-- What to work on --
Return each line of the records with nothing changed, pictures excepted.
[START OF Record excerpts]
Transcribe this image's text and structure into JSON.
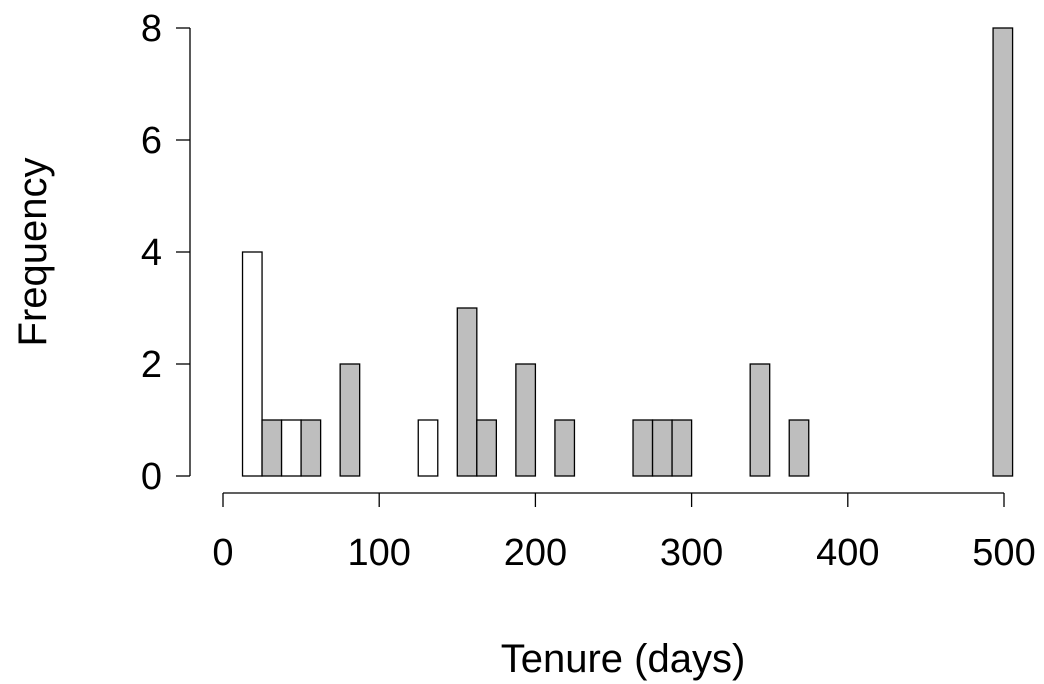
{
  "chart_data": {
    "type": "bar",
    "title": "",
    "xlabel": "Tenure (days)",
    "ylabel": "Frequency",
    "xlim": [
      0,
      500
    ],
    "ylim": [
      0,
      8
    ],
    "xticks": [
      0,
      100,
      200,
      300,
      400,
      500
    ],
    "yticks": [
      0,
      2,
      4,
      6,
      8
    ],
    "xtick_labels": [
      "0",
      "100",
      "200",
      "300",
      "400",
      "500"
    ],
    "ytick_labels": [
      "0",
      "2",
      "4",
      "6",
      "8"
    ],
    "grid": false,
    "bin_width": 12.5,
    "colors": {
      "white_bar": "#ffffff",
      "grey_bar": "#bebebe",
      "outline": "#000000"
    },
    "bars": [
      {
        "x_start": 12.5,
        "x_end": 25,
        "value": 4,
        "fill": "white"
      },
      {
        "x_start": 25,
        "x_end": 37.5,
        "value": 1,
        "fill": "grey"
      },
      {
        "x_start": 37.5,
        "x_end": 50,
        "value": 1,
        "fill": "white"
      },
      {
        "x_start": 50,
        "x_end": 62.5,
        "value": 1,
        "fill": "grey"
      },
      {
        "x_start": 75,
        "x_end": 87.5,
        "value": 2,
        "fill": "grey"
      },
      {
        "x_start": 125,
        "x_end": 137.5,
        "value": 1,
        "fill": "white"
      },
      {
        "x_start": 150,
        "x_end": 162.5,
        "value": 3,
        "fill": "grey"
      },
      {
        "x_start": 162.5,
        "x_end": 175,
        "value": 1,
        "fill": "grey"
      },
      {
        "x_start": 187.5,
        "x_end": 200,
        "value": 2,
        "fill": "grey"
      },
      {
        "x_start": 212.5,
        "x_end": 225,
        "value": 1,
        "fill": "grey"
      },
      {
        "x_start": 262.5,
        "x_end": 275,
        "value": 1,
        "fill": "grey"
      },
      {
        "x_start": 275,
        "x_end": 287.5,
        "value": 1,
        "fill": "grey"
      },
      {
        "x_start": 287.5,
        "x_end": 300,
        "value": 1,
        "fill": "grey"
      },
      {
        "x_start": 337.5,
        "x_end": 350,
        "value": 2,
        "fill": "grey"
      },
      {
        "x_start": 362.5,
        "x_end": 375,
        "value": 1,
        "fill": "grey"
      },
      {
        "x_start": 493,
        "x_end": 505.5,
        "value": 8,
        "fill": "grey"
      }
    ]
  }
}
[END OF Record excerpts]
-- Solution for this task --
Transcribe this image's text and structure into JSON.
{
  "chart_data": {
    "type": "bar",
    "title": "",
    "xlabel": "Tenure (days)",
    "ylabel": "Frequency",
    "xlim": [
      0,
      500
    ],
    "ylim": [
      0,
      8
    ],
    "xticks": [
      0,
      100,
      200,
      300,
      400,
      500
    ],
    "yticks": [
      0,
      2,
      4,
      6,
      8
    ],
    "xtick_labels": [
      "0",
      "100",
      "200",
      "300",
      "400",
      "500"
    ],
    "ytick_labels": [
      "0",
      "2",
      "4",
      "6",
      "8"
    ],
    "grid": false,
    "bin_width": 12.5,
    "colors": {
      "white_bar": "#ffffff",
      "grey_bar": "#bebebe",
      "outline": "#000000"
    },
    "bars": [
      {
        "x_start": 12.5,
        "x_end": 25,
        "value": 4,
        "fill": "white"
      },
      {
        "x_start": 25,
        "x_end": 37.5,
        "value": 1,
        "fill": "grey"
      },
      {
        "x_start": 37.5,
        "x_end": 50,
        "value": 1,
        "fill": "white"
      },
      {
        "x_start": 50,
        "x_end": 62.5,
        "value": 1,
        "fill": "grey"
      },
      {
        "x_start": 75,
        "x_end": 87.5,
        "value": 2,
        "fill": "grey"
      },
      {
        "x_start": 125,
        "x_end": 137.5,
        "value": 1,
        "fill": "white"
      },
      {
        "x_start": 150,
        "x_end": 162.5,
        "value": 3,
        "fill": "grey"
      },
      {
        "x_start": 162.5,
        "x_end": 175,
        "value": 1,
        "fill": "grey"
      },
      {
        "x_start": 187.5,
        "x_end": 200,
        "value": 2,
        "fill": "grey"
      },
      {
        "x_start": 212.5,
        "x_end": 225,
        "value": 1,
        "fill": "grey"
      },
      {
        "x_start": 262.5,
        "x_end": 275,
        "value": 1,
        "fill": "grey"
      },
      {
        "x_start": 275,
        "x_end": 287.5,
        "value": 1,
        "fill": "grey"
      },
      {
        "x_start": 287.5,
        "x_end": 300,
        "value": 1,
        "fill": "grey"
      },
      {
        "x_start": 337.5,
        "x_end": 350,
        "value": 2,
        "fill": "grey"
      },
      {
        "x_start": 362.5,
        "x_end": 375,
        "value": 1,
        "fill": "grey"
      },
      {
        "x_start": 493,
        "x_end": 505.5,
        "value": 8,
        "fill": "grey"
      }
    ]
  }
}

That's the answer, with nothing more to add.